--- Start ---
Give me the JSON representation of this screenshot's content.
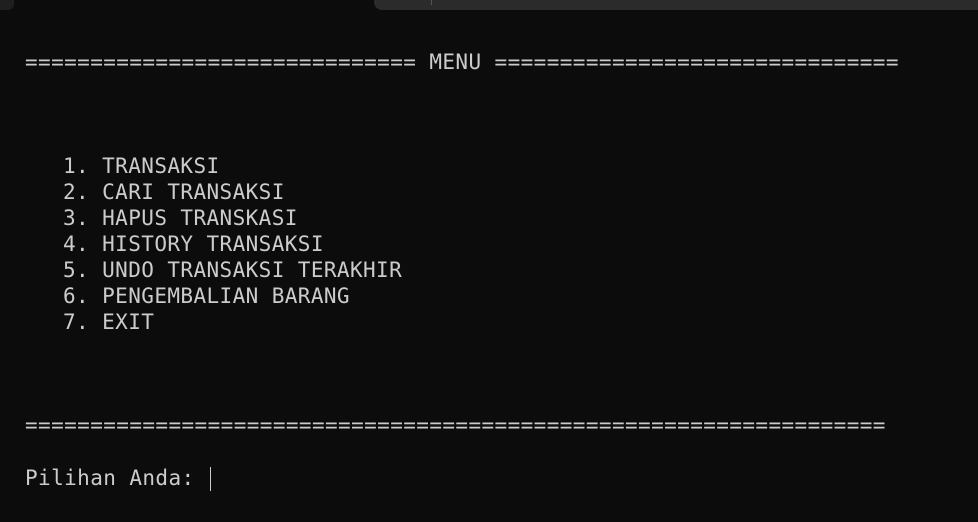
{
  "header_rule": "============================== MENU ===============================",
  "menu": {
    "items": [
      {
        "number": "1.",
        "label": "TRANSAKSI"
      },
      {
        "number": "2.",
        "label": "CARI TRANSAKSI"
      },
      {
        "number": "3.",
        "label": "HAPUS TRANSKASI"
      },
      {
        "number": "4.",
        "label": "HISTORY TRANSAKSI"
      },
      {
        "number": "5.",
        "label": "UNDO TRANSAKSI TERAKHIR"
      },
      {
        "number": "6.",
        "label": "PENGEMBALIAN BARANG"
      },
      {
        "number": "7.",
        "label": "EXIT"
      }
    ]
  },
  "footer_rule": "==================================================================",
  "prompt": {
    "label": "Pilihan Anda: "
  },
  "colors": {
    "background": "#0c0c0c",
    "text": "#cccccc"
  }
}
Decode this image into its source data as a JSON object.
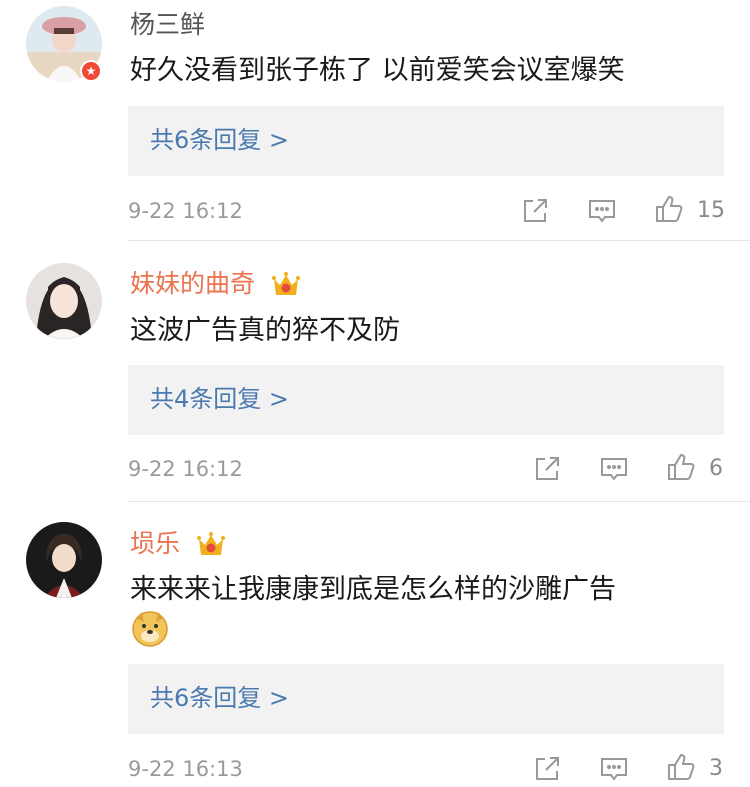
{
  "comments": [
    {
      "username": "杨三鲜",
      "text": "好久没看到张子栋了 以前爱笑会议室爆笑",
      "replies_label": "共6条回复 >",
      "time": "9-22 16:12",
      "likes": "15",
      "name_color": "#555555",
      "avatar_icon": "avatar-girl-hat"
    },
    {
      "username": "妹妹的曲奇",
      "text": "这波广告真的猝不及防",
      "replies_label": "共4条回复 >",
      "time": "9-22 16:12",
      "likes": "6",
      "name_color": "#eb7350",
      "avatar_icon": "avatar-girl-dark-hair"
    },
    {
      "username": "埙乐",
      "text": "来来来让我康康到底是怎么样的沙雕广告",
      "replies_label": "共6条回复 >",
      "time": "9-22 16:13",
      "likes": "3",
      "name_color": "#eb7350",
      "avatar_icon": "avatar-anime-boy"
    }
  ],
  "icons": {
    "share": "share-icon",
    "comment": "comment-icon",
    "like": "thumbs-up-icon",
    "crown": "crown-badge-icon",
    "verified": "verified-badge-icon",
    "doge": "doge-emoji-icon"
  },
  "colors": {
    "link": "#4a7ab0",
    "vip_name": "#eb7350",
    "reply_bg": "#f2f2f2",
    "time": "#9a9a9a"
  }
}
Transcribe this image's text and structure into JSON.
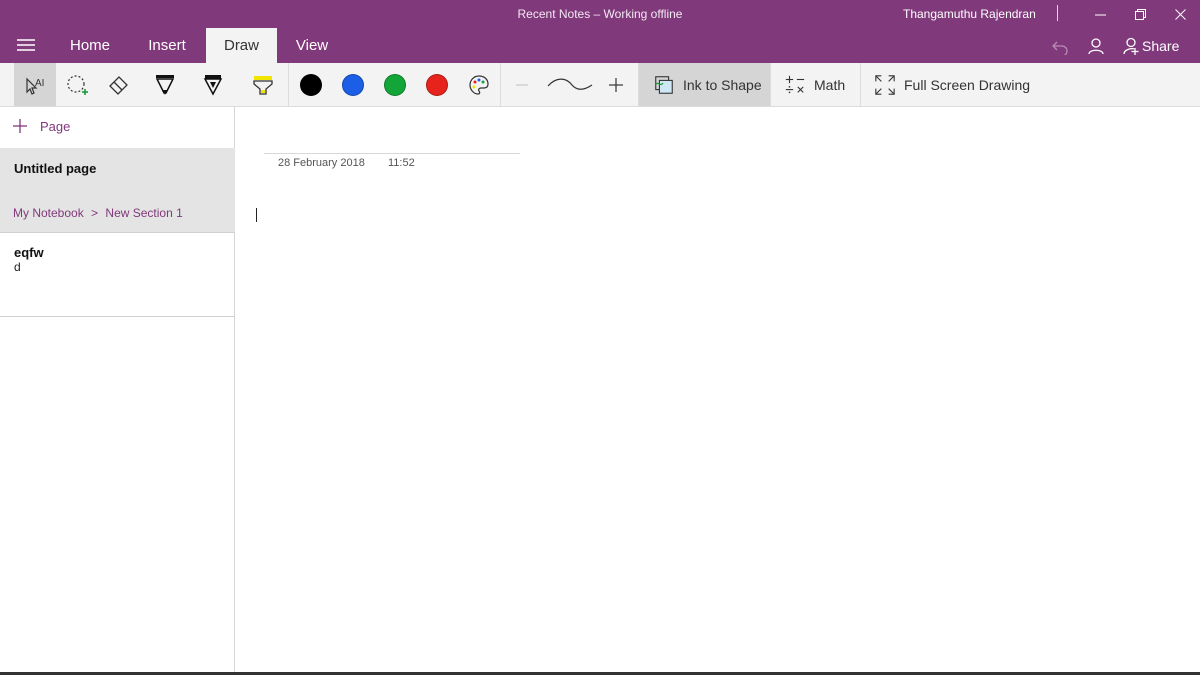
--- End ---
» **Directive**
Show all lines from the data above in which the word "image" appears.

» **Result below**
Decode this image into its source data as a JSON object.
Transcribe this image's text and structure into JSON.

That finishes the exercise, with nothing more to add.